# Entries:
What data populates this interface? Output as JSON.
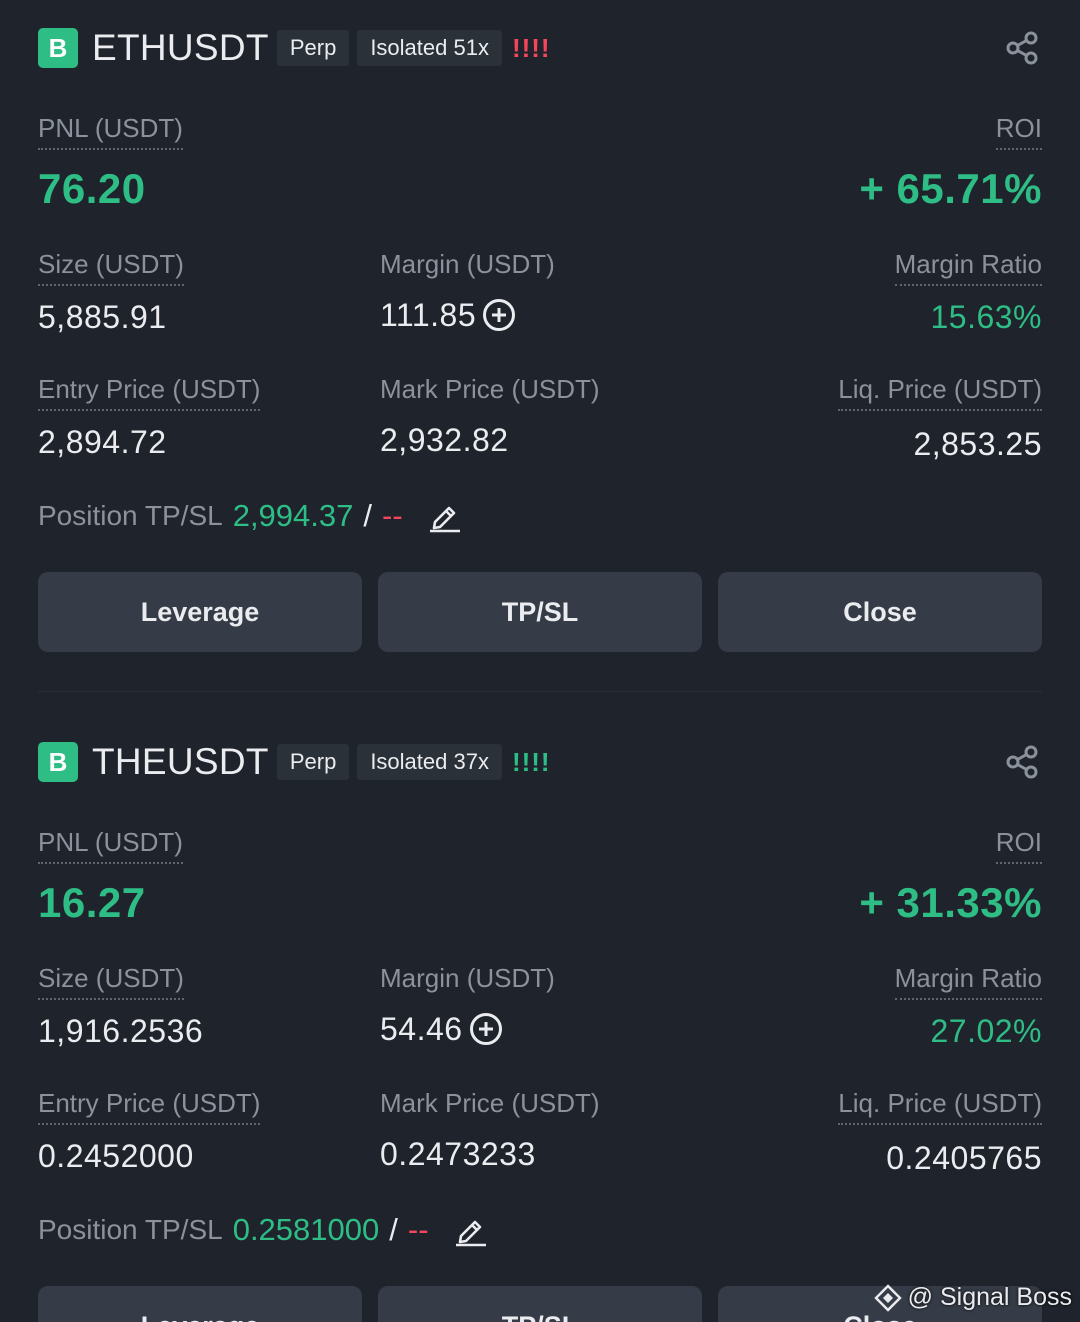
{
  "positions": [
    {
      "side_badge": "B",
      "symbol": "ETHUSDT",
      "contract_type": "Perp",
      "margin_mode": "Isolated 51x",
      "risk_indicator": "!!!!",
      "pnl_label": "PNL (USDT)",
      "pnl_value": "76.20",
      "roi_label": "ROI",
      "roi_value": "+ 65.71%",
      "size_label": "Size (USDT)",
      "size_value": "5,885.91",
      "margin_label": "Margin (USDT)",
      "margin_value": "111.85",
      "margin_ratio_label": "Margin Ratio",
      "margin_ratio_value": "15.63%",
      "entry_label": "Entry Price (USDT)",
      "entry_value": "2,894.72",
      "mark_label": "Mark Price (USDT)",
      "mark_value": "2,932.82",
      "liq_label": "Liq. Price (USDT)",
      "liq_value": "2,853.25",
      "tpsl_label": "Position TP/SL",
      "tp_value": "2,994.37",
      "separator": "/",
      "sl_value": "--",
      "buttons": {
        "leverage": "Leverage",
        "tpsl": "TP/SL",
        "close": "Close"
      }
    },
    {
      "side_badge": "B",
      "symbol": "THEUSDT",
      "contract_type": "Perp",
      "margin_mode": "Isolated 37x",
      "risk_indicator": "!!!!",
      "pnl_label": "PNL (USDT)",
      "pnl_value": "16.27",
      "roi_label": "ROI",
      "roi_value": "+ 31.33%",
      "size_label": "Size (USDT)",
      "size_value": "1,916.2536",
      "margin_label": "Margin (USDT)",
      "margin_value": "54.46",
      "margin_ratio_label": "Margin Ratio",
      "margin_ratio_value": "27.02%",
      "entry_label": "Entry Price (USDT)",
      "entry_value": "0.2452000",
      "mark_label": "Mark Price (USDT)",
      "mark_value": "0.2473233",
      "liq_label": "Liq. Price (USDT)",
      "liq_value": "0.2405765",
      "tpsl_label": "Position TP/SL",
      "tp_value": "0.2581000",
      "separator": "/",
      "sl_value": "--",
      "buttons": {
        "leverage": "Leverage",
        "tpsl": "TP/SL",
        "close": "Close"
      }
    }
  ],
  "watermark": "@ Signal Boss",
  "colors": {
    "background": "#1f232b",
    "profit": "#2ebd85",
    "loss": "#f6465d",
    "button": "#363c47"
  }
}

# Exercise aim:
Reproduce the records verbatim, omitting all images they contain.

# Answer to this problem:
What data populates this interface? Output as JSON.
{
  "positions": [
    {
      "side_badge": "B",
      "symbol": "ETHUSDT",
      "contract_type": "Perp",
      "margin_mode": "Isolated 51x",
      "risk_indicator": "!!!!",
      "pnl_label": "PNL (USDT)",
      "pnl_value": "76.20",
      "roi_label": "ROI",
      "roi_value": "+ 65.71%",
      "size_label": "Size (USDT)",
      "size_value": "5,885.91",
      "margin_label": "Margin (USDT)",
      "margin_value": "111.85",
      "margin_ratio_label": "Margin Ratio",
      "margin_ratio_value": "15.63%",
      "entry_label": "Entry Price (USDT)",
      "entry_value": "2,894.72",
      "mark_label": "Mark Price (USDT)",
      "mark_value": "2,932.82",
      "liq_label": "Liq. Price (USDT)",
      "liq_value": "2,853.25",
      "tpsl_label": "Position TP/SL",
      "tp_value": "2,994.37",
      "separator": "/",
      "sl_value": "--",
      "buttons": {
        "leverage": "Leverage",
        "tpsl": "TP/SL",
        "close": "Close"
      }
    },
    {
      "side_badge": "B",
      "symbol": "THEUSDT",
      "contract_type": "Perp",
      "margin_mode": "Isolated 37x",
      "risk_indicator": "!!!!",
      "pnl_label": "PNL (USDT)",
      "pnl_value": "16.27",
      "roi_label": "ROI",
      "roi_value": "+ 31.33%",
      "size_label": "Size (USDT)",
      "size_value": "1,916.2536",
      "margin_label": "Margin (USDT)",
      "margin_value": "54.46",
      "margin_ratio_label": "Margin Ratio",
      "margin_ratio_value": "27.02%",
      "entry_label": "Entry Price (USDT)",
      "entry_value": "0.2452000",
      "mark_label": "Mark Price (USDT)",
      "mark_value": "0.2473233",
      "liq_label": "Liq. Price (USDT)",
      "liq_value": "0.2405765",
      "tpsl_label": "Position TP/SL",
      "tp_value": "0.2581000",
      "separator": "/",
      "sl_value": "--",
      "buttons": {
        "leverage": "Leverage",
        "tpsl": "TP/SL",
        "close": "Close"
      }
    }
  ],
  "watermark": "@ Signal Boss",
  "colors": {
    "background": "#1f232b",
    "profit": "#2ebd85",
    "loss": "#f6465d",
    "button": "#363c47"
  }
}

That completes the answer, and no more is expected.